— BEGIN SUPPLIED INFORMATION —

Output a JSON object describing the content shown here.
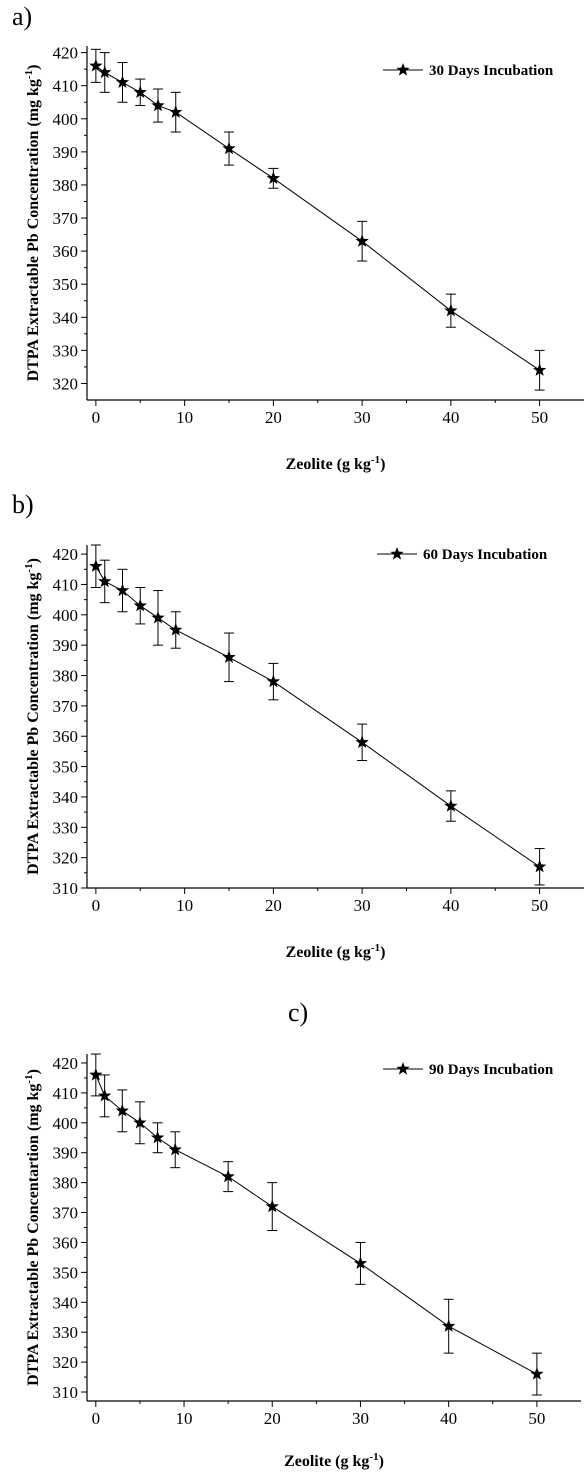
{
  "panels": [
    {
      "letter": "a)"
    },
    {
      "letter": "b)"
    },
    {
      "letter": "c)"
    }
  ],
  "chart_data": [
    {
      "type": "line",
      "title": "",
      "xlabel": "Zeolite (g kg-1)",
      "xlabel_parts": {
        "text": "Zeolite (g kg",
        "sup": "-1",
        "close": ")"
      },
      "ylabel": "DTPA Extractable Pb Concentration (mg kg-1)",
      "ylabel_parts": {
        "text": "DTPA Extractable Pb Concentration (mg kg",
        "sup": "-1",
        "close": ")"
      },
      "xlim": [
        -1,
        55
      ],
      "ylim": [
        315,
        422
      ],
      "xticks": [
        0,
        10,
        20,
        30,
        40,
        50
      ],
      "yticks": [
        320,
        330,
        340,
        350,
        360,
        370,
        380,
        390,
        400,
        410,
        420
      ],
      "legend_position": "top-right",
      "marker": "star",
      "series": [
        {
          "name": "30 Days Incubation",
          "x": [
            0,
            1,
            3,
            5,
            7,
            9,
            15,
            20,
            30,
            40,
            50
          ],
          "y": [
            416,
            414,
            411,
            408,
            404,
            402,
            391,
            382,
            363,
            342,
            324
          ],
          "error": [
            5,
            6,
            6,
            4,
            5,
            6,
            5,
            3,
            6,
            5,
            6
          ]
        }
      ]
    },
    {
      "type": "line",
      "title": "",
      "xlabel": "Zeolite (g kg-1)",
      "xlabel_parts": {
        "text": "Zeolite (g kg",
        "sup": "-1",
        "close": ")"
      },
      "ylabel": "DTPA Extractable Pb Concentration (mg kg-1)",
      "ylabel_parts": {
        "text": "DTPA Extractable Pb Concentration (mg kg",
        "sup": "-1",
        "close": ")"
      },
      "xlim": [
        -1,
        55
      ],
      "ylim": [
        310,
        423
      ],
      "xticks": [
        0,
        10,
        20,
        30,
        40,
        50
      ],
      "yticks": [
        310,
        320,
        330,
        340,
        350,
        360,
        370,
        380,
        390,
        400,
        410,
        420
      ],
      "legend_position": "top-right",
      "marker": "star",
      "series": [
        {
          "name": "60 Days Incubation",
          "x": [
            0,
            1,
            3,
            5,
            7,
            9,
            15,
            20,
            30,
            40,
            50
          ],
          "y": [
            416,
            411,
            408,
            403,
            399,
            395,
            386,
            378,
            358,
            337,
            317
          ],
          "error": [
            7,
            7,
            7,
            6,
            9,
            6,
            8,
            6,
            6,
            5,
            6
          ]
        }
      ]
    },
    {
      "type": "line",
      "title": "",
      "xlabel": "Zeolite (g kg-1)",
      "xlabel_parts": {
        "text": "Zeolite (g kg",
        "sup": "-1",
        "close": ")"
      },
      "ylabel": "DTPA Extractable Pb Concentartion (mg kg-1)",
      "ylabel_parts": {
        "text": "DTPA Extractable Pb Concentartion (mg kg",
        "sup": "-1",
        "close": ")"
      },
      "xlim": [
        -1,
        55
      ],
      "ylim": [
        307,
        423
      ],
      "xticks": [
        0,
        10,
        20,
        30,
        40,
        50
      ],
      "yticks": [
        310,
        320,
        330,
        340,
        350,
        360,
        370,
        380,
        390,
        400,
        410,
        420
      ],
      "legend_position": "top-right",
      "marker": "star",
      "series": [
        {
          "name": "90 Days Incubation",
          "x": [
            0,
            1,
            3,
            5,
            7,
            9,
            15,
            20,
            30,
            40,
            50
          ],
          "y": [
            416,
            409,
            404,
            400,
            395,
            391,
            382,
            372,
            353,
            332,
            316
          ],
          "error": [
            7,
            7,
            7,
            7,
            5,
            6,
            5,
            8,
            7,
            9,
            7
          ]
        }
      ]
    }
  ]
}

— END SUPPLIED INFORMATION —

WRITTEN TASK: Output all of the data exactly as it stands, minus any images.

SOLUTION BELOW:
Output a JSON object describing the content shown here.
{
  "panels": [
    {
      "letter": "a)"
    },
    {
      "letter": "b)"
    },
    {
      "letter": "c)"
    }
  ],
  "chart_data": [
    {
      "type": "line",
      "title": "",
      "xlabel": "Zeolite (g kg-1)",
      "xlabel_parts": {
        "text": "Zeolite (g kg",
        "sup": "-1",
        "close": ")"
      },
      "ylabel": "DTPA Extractable Pb Concentration (mg kg-1)",
      "ylabel_parts": {
        "text": "DTPA Extractable Pb Concentration (mg kg",
        "sup": "-1",
        "close": ")"
      },
      "xlim": [
        -1,
        55
      ],
      "ylim": [
        315,
        422
      ],
      "xticks": [
        0,
        10,
        20,
        30,
        40,
        50
      ],
      "yticks": [
        320,
        330,
        340,
        350,
        360,
        370,
        380,
        390,
        400,
        410,
        420
      ],
      "legend_position": "top-right",
      "marker": "star",
      "series": [
        {
          "name": "30 Days Incubation",
          "x": [
            0,
            1,
            3,
            5,
            7,
            9,
            15,
            20,
            30,
            40,
            50
          ],
          "y": [
            416,
            414,
            411,
            408,
            404,
            402,
            391,
            382,
            363,
            342,
            324
          ],
          "error": [
            5,
            6,
            6,
            4,
            5,
            6,
            5,
            3,
            6,
            5,
            6
          ]
        }
      ]
    },
    {
      "type": "line",
      "title": "",
      "xlabel": "Zeolite (g kg-1)",
      "xlabel_parts": {
        "text": "Zeolite (g kg",
        "sup": "-1",
        "close": ")"
      },
      "ylabel": "DTPA Extractable Pb Concentration (mg kg-1)",
      "ylabel_parts": {
        "text": "DTPA Extractable Pb Concentration (mg kg",
        "sup": "-1",
        "close": ")"
      },
      "xlim": [
        -1,
        55
      ],
      "ylim": [
        310,
        423
      ],
      "xticks": [
        0,
        10,
        20,
        30,
        40,
        50
      ],
      "yticks": [
        310,
        320,
        330,
        340,
        350,
        360,
        370,
        380,
        390,
        400,
        410,
        420
      ],
      "legend_position": "top-right",
      "marker": "star",
      "series": [
        {
          "name": "60 Days Incubation",
          "x": [
            0,
            1,
            3,
            5,
            7,
            9,
            15,
            20,
            30,
            40,
            50
          ],
          "y": [
            416,
            411,
            408,
            403,
            399,
            395,
            386,
            378,
            358,
            337,
            317
          ],
          "error": [
            7,
            7,
            7,
            6,
            9,
            6,
            8,
            6,
            6,
            5,
            6
          ]
        }
      ]
    },
    {
      "type": "line",
      "title": "",
      "xlabel": "Zeolite (g kg-1)",
      "xlabel_parts": {
        "text": "Zeolite (g kg",
        "sup": "-1",
        "close": ")"
      },
      "ylabel": "DTPA Extractable Pb Concentartion (mg kg-1)",
      "ylabel_parts": {
        "text": "DTPA Extractable Pb Concentartion (mg kg",
        "sup": "-1",
        "close": ")"
      },
      "xlim": [
        -1,
        55
      ],
      "ylim": [
        307,
        423
      ],
      "xticks": [
        0,
        10,
        20,
        30,
        40,
        50
      ],
      "yticks": [
        310,
        320,
        330,
        340,
        350,
        360,
        370,
        380,
        390,
        400,
        410,
        420
      ],
      "legend_position": "top-right",
      "marker": "star",
      "series": [
        {
          "name": "90 Days Incubation",
          "x": [
            0,
            1,
            3,
            5,
            7,
            9,
            15,
            20,
            30,
            40,
            50
          ],
          "y": [
            416,
            409,
            404,
            400,
            395,
            391,
            382,
            372,
            353,
            332,
            316
          ],
          "error": [
            7,
            7,
            7,
            7,
            5,
            6,
            5,
            8,
            7,
            9,
            7
          ]
        }
      ]
    }
  ]
}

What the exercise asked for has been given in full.